What this task involves>
Reproduce all of the records below, changing every instance of "Point" to "Marker" and leaving the remaining text unaltered. Omit the pictures from the reproduction.

Given data>
★ ★ ★ ★ ★ ★ ★

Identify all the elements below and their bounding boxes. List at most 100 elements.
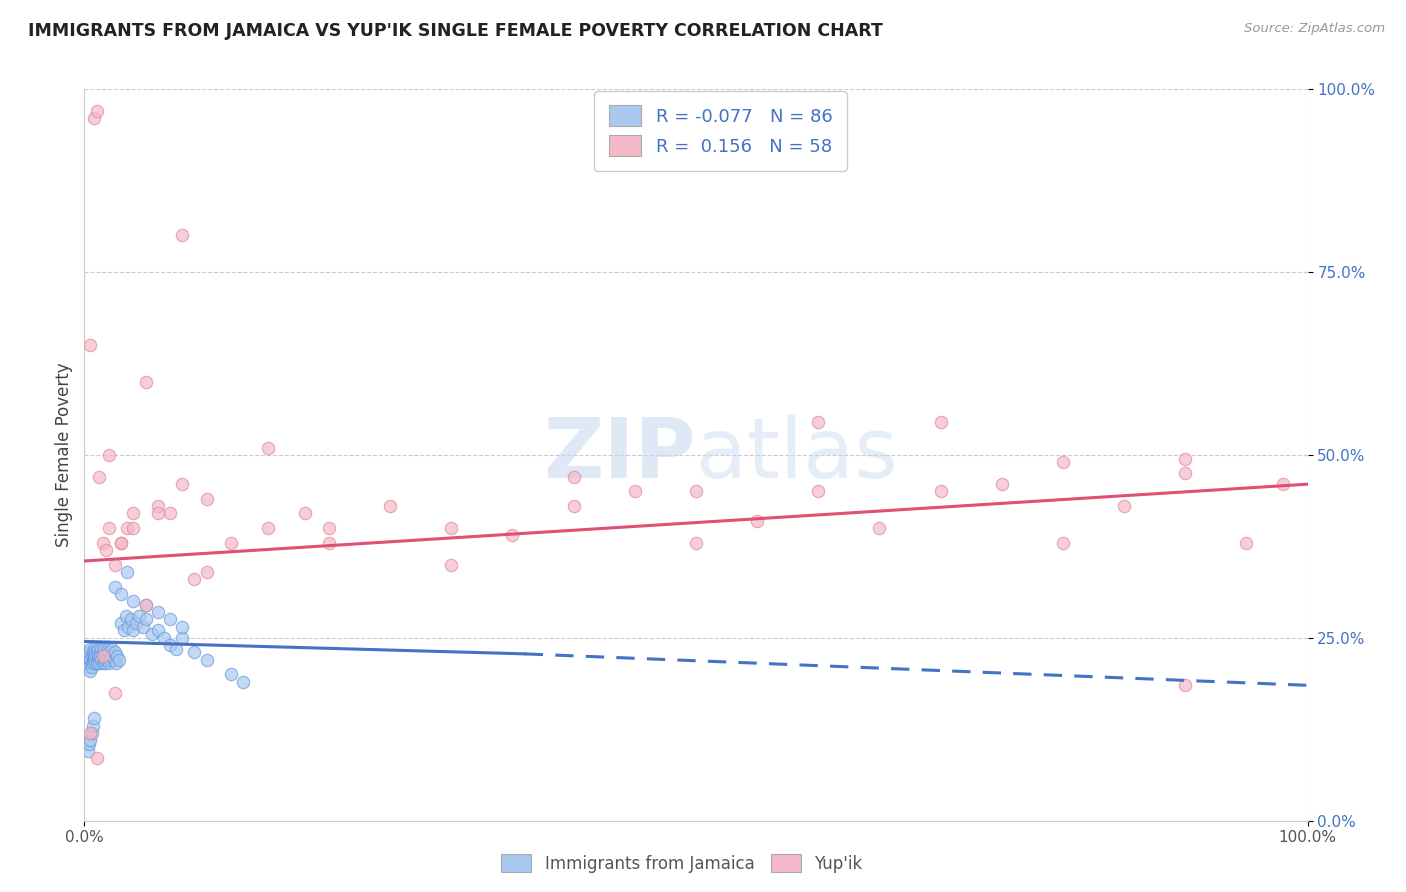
Point <box>219 535 242 549</box>
Point <box>86 645 108 659</box>
Point <box>110 587 132 601</box>
Point <box>440 521 463 535</box>
Point <box>115 565 138 579</box>
Point <box>172 228 194 243</box>
Point <box>807 484 830 499</box>
Point <box>112 624 135 638</box>
Point <box>869 521 891 535</box>
Point <box>159 613 181 627</box>
Point <box>87 470 110 484</box>
Point <box>165 641 187 656</box>
Point <box>115 521 138 535</box>
Point <box>929 484 952 499</box>
Point <box>135 375 157 389</box>
Point <box>100 649 122 664</box>
Point <box>83 649 105 664</box>
Point <box>1174 451 1197 466</box>
Text: Source: ZipAtlas.com: Source: ZipAtlas.com <box>1244 22 1385 36</box>
Point <box>93 653 115 667</box>
Point <box>80 660 103 674</box>
Point <box>122 521 145 535</box>
Point <box>146 605 169 619</box>
Point <box>96 543 118 558</box>
Point <box>84 657 107 671</box>
Point <box>87 641 110 656</box>
Point <box>195 653 218 667</box>
Point <box>98 653 121 667</box>
Point <box>135 613 157 627</box>
Point <box>159 507 181 521</box>
Point <box>807 415 830 429</box>
Point <box>107 653 129 667</box>
Point <box>82 718 104 732</box>
Point <box>128 608 150 623</box>
Point <box>141 627 163 641</box>
Point <box>77 649 100 664</box>
Point <box>86 657 108 671</box>
Point <box>146 499 169 513</box>
Point <box>97 657 120 671</box>
Point <box>257 521 280 535</box>
Point <box>80 649 103 664</box>
Point <box>82 653 104 667</box>
Point <box>183 572 205 586</box>
Point <box>294 507 316 521</box>
Point <box>101 641 124 656</box>
Point <box>97 448 120 462</box>
Text: ZIP: ZIP <box>544 415 696 495</box>
Point <box>135 598 157 612</box>
Point <box>380 499 402 513</box>
Point <box>96 645 118 659</box>
Point <box>91 657 114 671</box>
Point <box>104 686 127 700</box>
Point <box>1174 466 1197 480</box>
Point <box>685 535 707 549</box>
Point <box>990 477 1012 491</box>
Point <box>232 674 254 689</box>
Point <box>110 535 132 549</box>
Point <box>318 521 340 535</box>
Point <box>77 660 100 674</box>
Point <box>77 737 100 751</box>
Point <box>94 657 117 671</box>
Point <box>103 653 125 667</box>
Point <box>79 664 101 678</box>
Point <box>82 657 104 671</box>
Point <box>104 580 127 594</box>
Point <box>82 645 104 659</box>
Point <box>115 608 138 623</box>
Point <box>97 649 120 664</box>
Point <box>195 565 218 579</box>
Point <box>94 649 117 664</box>
Text: IMMIGRANTS FROM JAMAICA VS YUP'IK SINGLE FEMALE POVERTY CORRELATION CHART: IMMIGRANTS FROM JAMAICA VS YUP'IK SINGLE… <box>28 22 883 40</box>
Point <box>90 641 112 656</box>
Y-axis label: Single Female Poverty: Single Female Poverty <box>55 363 73 547</box>
Point <box>79 653 101 667</box>
Point <box>257 441 280 455</box>
Legend: R = -0.077   N = 86, R =  0.156   N = 58: R = -0.077 N = 86, R = 0.156 N = 58 <box>595 91 846 170</box>
Point <box>219 667 242 681</box>
Point <box>87 653 110 667</box>
Point <box>146 624 169 638</box>
Point <box>110 616 132 631</box>
Point <box>84 645 107 659</box>
Point <box>159 638 181 652</box>
Point <box>79 726 101 740</box>
Legend: Immigrants from Jamaica, Yup'ik: Immigrants from Jamaica, Yup'ik <box>495 847 869 880</box>
Point <box>122 594 145 608</box>
Point <box>624 484 647 499</box>
Point <box>77 657 100 671</box>
Point <box>93 641 115 656</box>
Point <box>747 514 769 528</box>
Point <box>172 477 194 491</box>
Point <box>83 653 105 667</box>
Point <box>86 653 108 667</box>
Point <box>318 535 340 549</box>
Point <box>135 598 157 612</box>
Point <box>89 649 111 664</box>
Point <box>172 620 194 634</box>
Point <box>80 657 103 671</box>
Point <box>86 104 108 119</box>
Point <box>105 657 128 671</box>
Point <box>195 491 218 506</box>
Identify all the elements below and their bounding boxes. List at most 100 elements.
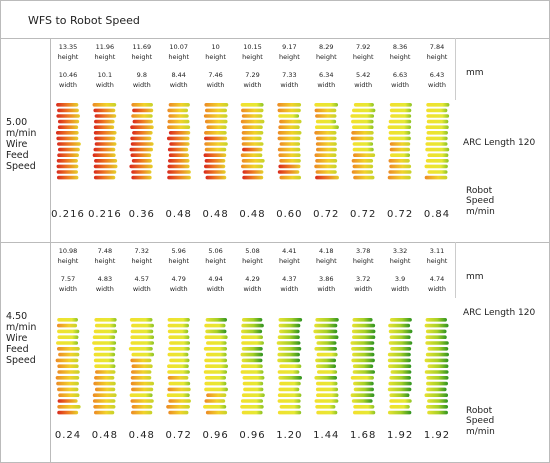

★ ★ ★ ★ ★ ★ ★

Complete answer>
Identify all the elements below and their bounding boxes. List at most 100 elements.
Marker <box>219 535 242 549</box>
Marker <box>86 645 108 659</box>
Marker <box>110 587 132 601</box>
Marker <box>440 521 463 535</box>
Marker <box>115 565 138 579</box>
Marker <box>172 228 194 243</box>
Marker <box>807 484 830 499</box>
Marker <box>112 624 135 638</box>
Marker <box>869 521 891 535</box>
Marker <box>159 613 181 627</box>
Marker <box>87 470 110 484</box>
Marker <box>165 641 187 656</box>
Marker <box>115 521 138 535</box>
Marker <box>929 484 952 499</box>
Marker <box>135 375 157 389</box>
Marker <box>100 649 122 664</box>
Marker <box>83 649 105 664</box>
Marker <box>1174 451 1197 466</box>
Text: Source: ZipAtlas.com: Source: ZipAtlas.com <box>1244 22 1385 36</box>
Marker <box>93 653 115 667</box>
Marker <box>80 660 103 674</box>
Marker <box>122 521 145 535</box>
Marker <box>146 605 169 619</box>
Marker <box>96 543 118 558</box>
Marker <box>84 657 107 671</box>
Marker <box>87 641 110 656</box>
Marker <box>195 653 218 667</box>
Marker <box>98 653 121 667</box>
Marker <box>135 613 157 627</box>
Marker <box>159 507 181 521</box>
Marker <box>807 415 830 429</box>
Marker <box>107 653 129 667</box>
Marker <box>82 718 104 732</box>
Marker <box>128 608 150 623</box>
Marker <box>141 627 163 641</box>
Marker <box>77 649 100 664</box>
Marker <box>86 657 108 671</box>
Marker <box>146 499 169 513</box>
Marker <box>97 657 120 671</box>
Marker <box>257 521 280 535</box>
Marker <box>80 649 103 664</box>
Marker <box>82 653 104 667</box>
Marker <box>183 572 205 586</box>
Marker <box>294 507 316 521</box>
Marker <box>101 641 124 656</box>
Marker <box>97 448 120 462</box>
Text: ZIP: ZIP <box>544 415 696 495</box>
Marker <box>135 598 157 612</box>
Marker <box>380 499 402 513</box>
Marker <box>96 645 118 659</box>
Marker <box>91 657 114 671</box>
Marker <box>104 686 127 700</box>
Marker <box>1174 466 1197 480</box>
Marker <box>685 535 707 549</box>
Marker <box>990 477 1012 491</box>
Marker <box>232 674 254 689</box>
Marker <box>110 535 132 549</box>
Marker <box>318 521 340 535</box>
Marker <box>77 660 100 674</box>
Marker <box>77 737 100 751</box>
Marker <box>94 657 117 671</box>
Marker <box>103 653 125 667</box>
Marker <box>79 664 101 678</box>
Marker <box>82 657 104 671</box>
Marker <box>104 580 127 594</box>
Marker <box>82 645 104 659</box>
Marker <box>115 608 138 623</box>
Marker <box>97 649 120 664</box>
Marker <box>195 565 218 579</box>
Marker <box>94 649 117 664</box>
Text: IMMIGRANTS FROM JAMAICA VS YUP'IK SINGLE FEMALE POVERTY CORRELATION CHART: IMMIGRANTS FROM JAMAICA VS YUP'IK SINGLE… <box>28 22 883 40</box>
Marker <box>90 641 112 656</box>
Y-axis label: Single Female Poverty: Single Female Poverty <box>55 363 73 547</box>
Marker <box>79 653 101 667</box>
Marker <box>257 441 280 455</box>
Legend: R = -0.077   N = 86, R =  0.156   N = 58: R = -0.077 N = 86, R = 0.156 N = 58 <box>595 91 846 170</box>
Marker <box>219 667 242 681</box>
Marker <box>87 653 110 667</box>
Marker <box>146 624 169 638</box>
Marker <box>110 616 132 631</box>
Marker <box>84 645 107 659</box>
Marker <box>159 638 181 652</box>
Marker <box>79 726 101 740</box>
Legend: Immigrants from Jamaica, Yup'ik: Immigrants from Jamaica, Yup'ik <box>495 847 869 880</box>
Marker <box>122 594 145 608</box>
Marker <box>624 484 647 499</box>
Marker <box>77 657 100 671</box>
Marker <box>93 641 115 656</box>
Marker <box>747 514 769 528</box>
Marker <box>172 477 194 491</box>
Marker <box>83 653 105 667</box>
Marker <box>86 653 108 667</box>
Marker <box>318 535 340 549</box>
Marker <box>135 598 157 612</box>
Marker <box>89 649 111 664</box>
Marker <box>172 620 194 634</box>
Marker <box>80 657 103 671</box>
Marker <box>86 104 108 119</box>
Marker <box>105 657 128 671</box>
Marker <box>195 491 218 506</box>
Identify all the elements below and their bounding boxes. List at most 100 elements.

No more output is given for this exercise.